*Exercise objective*
Copy the data below exactly.
>> Begin Entries shown
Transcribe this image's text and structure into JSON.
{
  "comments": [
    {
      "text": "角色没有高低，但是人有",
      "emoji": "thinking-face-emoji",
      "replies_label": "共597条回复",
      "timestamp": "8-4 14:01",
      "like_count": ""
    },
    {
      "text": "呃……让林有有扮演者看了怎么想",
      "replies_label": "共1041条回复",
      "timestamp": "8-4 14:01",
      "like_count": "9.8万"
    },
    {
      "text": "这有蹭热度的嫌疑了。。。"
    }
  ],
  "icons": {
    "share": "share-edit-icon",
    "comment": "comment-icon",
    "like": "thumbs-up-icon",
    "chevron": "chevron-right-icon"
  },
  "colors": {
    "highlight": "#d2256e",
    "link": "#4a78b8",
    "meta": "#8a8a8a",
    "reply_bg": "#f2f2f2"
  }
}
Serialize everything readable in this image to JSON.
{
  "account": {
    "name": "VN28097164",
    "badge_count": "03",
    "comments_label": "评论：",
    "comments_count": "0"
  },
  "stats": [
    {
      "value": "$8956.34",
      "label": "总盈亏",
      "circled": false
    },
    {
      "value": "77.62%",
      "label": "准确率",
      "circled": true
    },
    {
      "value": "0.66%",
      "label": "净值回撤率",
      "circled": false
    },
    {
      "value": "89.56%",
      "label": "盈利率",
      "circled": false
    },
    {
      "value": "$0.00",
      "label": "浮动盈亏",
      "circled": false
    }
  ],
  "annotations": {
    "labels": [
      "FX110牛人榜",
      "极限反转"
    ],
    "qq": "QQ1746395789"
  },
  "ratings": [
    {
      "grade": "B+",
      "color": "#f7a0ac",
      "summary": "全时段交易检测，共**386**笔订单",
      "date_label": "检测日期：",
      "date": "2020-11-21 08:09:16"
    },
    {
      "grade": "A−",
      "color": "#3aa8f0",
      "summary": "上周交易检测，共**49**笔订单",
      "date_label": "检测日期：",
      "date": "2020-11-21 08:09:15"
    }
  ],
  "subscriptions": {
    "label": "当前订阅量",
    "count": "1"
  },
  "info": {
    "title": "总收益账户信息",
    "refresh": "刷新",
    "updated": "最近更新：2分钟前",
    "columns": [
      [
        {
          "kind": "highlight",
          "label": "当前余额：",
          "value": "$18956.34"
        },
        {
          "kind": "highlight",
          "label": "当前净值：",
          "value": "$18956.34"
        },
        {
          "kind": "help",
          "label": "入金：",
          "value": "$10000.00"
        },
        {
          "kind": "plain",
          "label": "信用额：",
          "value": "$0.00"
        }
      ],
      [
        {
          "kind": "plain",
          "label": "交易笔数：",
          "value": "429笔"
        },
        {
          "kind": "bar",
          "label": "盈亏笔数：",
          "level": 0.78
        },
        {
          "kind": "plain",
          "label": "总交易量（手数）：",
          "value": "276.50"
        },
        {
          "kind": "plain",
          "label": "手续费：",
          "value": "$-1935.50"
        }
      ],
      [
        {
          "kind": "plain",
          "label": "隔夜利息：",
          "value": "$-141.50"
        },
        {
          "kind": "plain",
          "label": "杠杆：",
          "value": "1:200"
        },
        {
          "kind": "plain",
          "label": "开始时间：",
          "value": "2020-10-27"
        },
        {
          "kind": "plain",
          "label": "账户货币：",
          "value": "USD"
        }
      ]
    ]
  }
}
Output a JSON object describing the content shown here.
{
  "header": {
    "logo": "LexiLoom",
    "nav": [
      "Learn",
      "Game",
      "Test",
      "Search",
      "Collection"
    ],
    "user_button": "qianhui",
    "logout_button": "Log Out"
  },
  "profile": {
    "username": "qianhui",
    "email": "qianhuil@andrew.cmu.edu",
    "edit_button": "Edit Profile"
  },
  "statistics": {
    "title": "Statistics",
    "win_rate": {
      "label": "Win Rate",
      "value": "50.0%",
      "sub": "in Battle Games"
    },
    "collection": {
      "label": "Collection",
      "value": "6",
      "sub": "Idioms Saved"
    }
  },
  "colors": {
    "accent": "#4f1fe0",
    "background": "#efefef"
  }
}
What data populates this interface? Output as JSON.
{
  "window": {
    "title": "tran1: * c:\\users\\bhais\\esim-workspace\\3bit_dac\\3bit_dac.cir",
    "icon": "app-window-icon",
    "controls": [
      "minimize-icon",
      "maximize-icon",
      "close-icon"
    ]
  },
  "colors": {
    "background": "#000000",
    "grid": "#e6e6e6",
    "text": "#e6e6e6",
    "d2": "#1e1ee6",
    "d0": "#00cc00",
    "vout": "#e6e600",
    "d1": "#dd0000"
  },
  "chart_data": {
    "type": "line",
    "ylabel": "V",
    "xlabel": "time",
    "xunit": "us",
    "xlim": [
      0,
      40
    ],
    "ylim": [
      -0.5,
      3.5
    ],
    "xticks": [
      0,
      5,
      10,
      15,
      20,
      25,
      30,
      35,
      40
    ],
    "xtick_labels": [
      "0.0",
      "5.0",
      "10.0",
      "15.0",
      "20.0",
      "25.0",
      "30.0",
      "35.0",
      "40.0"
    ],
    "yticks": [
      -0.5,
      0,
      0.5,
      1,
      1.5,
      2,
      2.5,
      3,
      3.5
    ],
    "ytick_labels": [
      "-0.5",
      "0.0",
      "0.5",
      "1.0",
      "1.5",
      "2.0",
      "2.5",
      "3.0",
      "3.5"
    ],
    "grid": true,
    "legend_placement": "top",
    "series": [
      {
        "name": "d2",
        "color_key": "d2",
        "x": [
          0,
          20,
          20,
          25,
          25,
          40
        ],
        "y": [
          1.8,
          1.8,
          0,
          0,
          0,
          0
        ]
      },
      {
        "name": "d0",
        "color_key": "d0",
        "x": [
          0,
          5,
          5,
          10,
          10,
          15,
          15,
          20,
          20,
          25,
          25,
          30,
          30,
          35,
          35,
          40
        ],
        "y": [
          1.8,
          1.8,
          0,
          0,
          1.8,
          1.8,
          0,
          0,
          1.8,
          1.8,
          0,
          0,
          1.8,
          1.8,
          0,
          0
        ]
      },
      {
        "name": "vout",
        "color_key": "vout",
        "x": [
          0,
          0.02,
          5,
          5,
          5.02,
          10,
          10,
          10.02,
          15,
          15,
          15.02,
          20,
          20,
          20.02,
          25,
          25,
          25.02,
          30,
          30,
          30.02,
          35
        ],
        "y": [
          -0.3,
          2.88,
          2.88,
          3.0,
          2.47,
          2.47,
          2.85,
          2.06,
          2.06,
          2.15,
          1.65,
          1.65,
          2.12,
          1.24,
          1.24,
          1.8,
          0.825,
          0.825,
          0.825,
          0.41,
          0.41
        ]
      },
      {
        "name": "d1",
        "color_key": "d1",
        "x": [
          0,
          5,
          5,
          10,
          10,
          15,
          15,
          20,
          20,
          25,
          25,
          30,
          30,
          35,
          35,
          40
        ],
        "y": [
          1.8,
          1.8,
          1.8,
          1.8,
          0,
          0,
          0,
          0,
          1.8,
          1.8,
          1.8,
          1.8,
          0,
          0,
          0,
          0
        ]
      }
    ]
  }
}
>> End Entries shown
*Result*
Transcribe this image's text and structure into JSON.
{
  "comments": [
    {
      "text": "角色没有高低，但是人有",
      "emoji": "thinking-face-emoji",
      "replies_label": "共597条回复",
      "timestamp": "8-4 14:01",
      "like_count": ""
    },
    {
      "text": "呃……让林有有扮演者看了怎么想",
      "replies_label": "共1041条回复",
      "timestamp": "8-4 14:01",
      "like_count": "9.8万"
    },
    {
      "text": "这有蹭热度的嫌疑了。。。"
    }
  ],
  "icons": {
    "share": "share-edit-icon",
    "comment": "comment-icon",
    "like": "thumbs-up-icon",
    "chevron": "chevron-right-icon"
  },
  "colors": {
    "highlight": "#d2256e",
    "link": "#4a78b8",
    "meta": "#8a8a8a",
    "reply_bg": "#f2f2f2"
  }
}
Serialize everything readable in this image to JSON.
{
  "account": {
    "name": "VN28097164",
    "badge_count": "03",
    "comments_label": "评论：",
    "comments_count": "0"
  },
  "stats": [
    {
      "value": "$8956.34",
      "label": "总盈亏",
      "circled": false
    },
    {
      "value": "77.62%",
      "label": "准确率",
      "circled": true
    },
    {
      "value": "0.66%",
      "label": "净值回撤率",
      "circled": false
    },
    {
      "value": "89.56%",
      "label": "盈利率",
      "circled": false
    },
    {
      "value": "$0.00",
      "label": "浮动盈亏",
      "circled": false
    }
  ],
  "annotations": {
    "labels": [
      "FX110牛人榜",
      "极限反转"
    ],
    "qq": "QQ1746395789"
  },
  "ratings": [
    {
      "grade": "B+",
      "color": "#f7a0ac",
      "summary": "全时段交易检测，共**386**笔订单",
      "date_label": "检测日期：",
      "date": "2020-11-21 08:09:16"
    },
    {
      "grade": "A−",
      "color": "#3aa8f0",
      "summary": "上周交易检测，共**49**笔订单",
      "date_label": "检测日期：",
      "date": "2020-11-21 08:09:15"
    }
  ],
  "subscriptions": {
    "label": "当前订阅量",
    "count": "1"
  },
  "info": {
    "title": "总收益账户信息",
    "refresh": "刷新",
    "updated": "最近更新：2分钟前",
    "columns": [
      [
        {
          "kind": "highlight",
          "label": "当前余额：",
          "value": "$18956.34"
        },
        {
          "kind": "highlight",
          "label": "当前净值：",
          "value": "$18956.34"
        },
        {
          "kind": "help",
          "label": "入金：",
          "value": "$10000.00"
        },
        {
          "kind": "plain",
          "label": "信用额：",
          "value": "$0.00"
        }
      ],
      [
        {
          "kind": "plain",
          "label": "交易笔数：",
          "value": "429笔"
        },
        {
          "kind": "bar",
          "label": "盈亏笔数：",
          "level": 0.78
        },
        {
          "kind": "plain",
          "label": "总交易量（手数）：",
          "value": "276.50"
        },
        {
          "kind": "plain",
          "label": "手续费：",
          "value": "$-1935.50"
        }
      ],
      [
        {
          "kind": "plain",
          "label": "隔夜利息：",
          "value": "$-141.50"
        },
        {
          "kind": "plain",
          "label": "杠杆：",
          "value": "1:200"
        },
        {
          "kind": "plain",
          "label": "开始时间：",
          "value": "2020-10-27"
        },
        {
          "kind": "plain",
          "label": "账户货币：",
          "value": "USD"
        }
      ]
    ]
  }
}
Output a JSON object describing the content shown here.
{
  "header": {
    "logo": "LexiLoom",
    "nav": [
      "Learn",
      "Game",
      "Test",
      "Search",
      "Collection"
    ],
    "user_button": "qianhui",
    "logout_button": "Log Out"
  },
  "profile": {
    "username": "qianhui",
    "email": "qianhuil@andrew.cmu.edu",
    "edit_button": "Edit Profile"
  },
  "statistics": {
    "title": "Statistics",
    "win_rate": {
      "label": "Win Rate",
      "value": "50.0%",
      "sub": "in Battle Games"
    },
    "collection": {
      "label": "Collection",
      "value": "6",
      "sub": "Idioms Saved"
    }
  },
  "colors": {
    "accent": "#4f1fe0",
    "background": "#efefef"
  }
}
What data populates this interface? Output as JSON.
{
  "window": {
    "title": "tran1: * c:\\users\\bhais\\esim-workspace\\3bit_dac\\3bit_dac.cir",
    "icon": "app-window-icon",
    "controls": [
      "minimize-icon",
      "maximize-icon",
      "close-icon"
    ]
  },
  "colors": {
    "background": "#000000",
    "grid": "#e6e6e6",
    "text": "#e6e6e6",
    "d2": "#1e1ee6",
    "d0": "#00cc00",
    "vout": "#e6e600",
    "d1": "#dd0000"
  },
  "chart_data": {
    "type": "line",
    "ylabel": "V",
    "xlabel": "time",
    "xunit": "us",
    "xlim": [
      0,
      40
    ],
    "ylim": [
      -0.5,
      3.5
    ],
    "xticks": [
      0,
      5,
      10,
      15,
      20,
      25,
      30,
      35,
      40
    ],
    "xtick_labels": [
      "0.0",
      "5.0",
      "10.0",
      "15.0",
      "20.0",
      "25.0",
      "30.0",
      "35.0",
      "40.0"
    ],
    "yticks": [
      -0.5,
      0,
      0.5,
      1,
      1.5,
      2,
      2.5,
      3,
      3.5
    ],
    "ytick_labels": [
      "-0.5",
      "0.0",
      "0.5",
      "1.0",
      "1.5",
      "2.0",
      "2.5",
      "3.0",
      "3.5"
    ],
    "grid": true,
    "legend_placement": "top",
    "series": [
      {
        "name": "d2",
        "color_key": "d2",
        "x": [
          0,
          20,
          20,
          25,
          25,
          40
        ],
        "y": [
          1.8,
          1.8,
          0,
          0,
          0,
          0
        ]
      },
      {
        "name": "d0",
        "color_key": "d0",
        "x": [
          0,
          5,
          5,
          10,
          10,
          15,
          15,
          20,
          20,
          25,
          25,
          30,
          30,
          35,
          35,
          40
        ],
        "y": [
          1.8,
          1.8,
          0,
          0,
          1.8,
          1.8,
          0,
          0,
          1.8,
          1.8,
          0,
          0,
          1.8,
          1.8,
          0,
          0
        ]
      },
      {
        "name": "vout",
        "color_key": "vout",
        "x": [
          0,
          0.02,
          5,
          5,
          5.02,
          10,
          10,
          10.02,
          15,
          15,
          15.02,
          20,
          20,
          20.02,
          25,
          25,
          25.02,
          30,
          30,
          30.02,
          35
        ],
        "y": [
          -0.3,
          2.88,
          2.88,
          3.0,
          2.47,
          2.47,
          2.85,
          2.06,
          2.06,
          2.15,
          1.65,
          1.65,
          2.12,
          1.24,
          1.24,
          1.8,
          0.825,
          0.825,
          0.825,
          0.41,
          0.41
        ]
      },
      {
        "name": "d1",
        "color_key": "d1",
        "x": [
          0,
          5,
          5,
          10,
          10,
          15,
          15,
          20,
          20,
          25,
          25,
          30,
          30,
          35,
          35,
          40
        ],
        "y": [
          1.8,
          1.8,
          1.8,
          1.8,
          0,
          0,
          0,
          0,
          1.8,
          1.8,
          1.8,
          1.8,
          0,
          0,
          0,
          0
        ]
      }
    ]
  }
}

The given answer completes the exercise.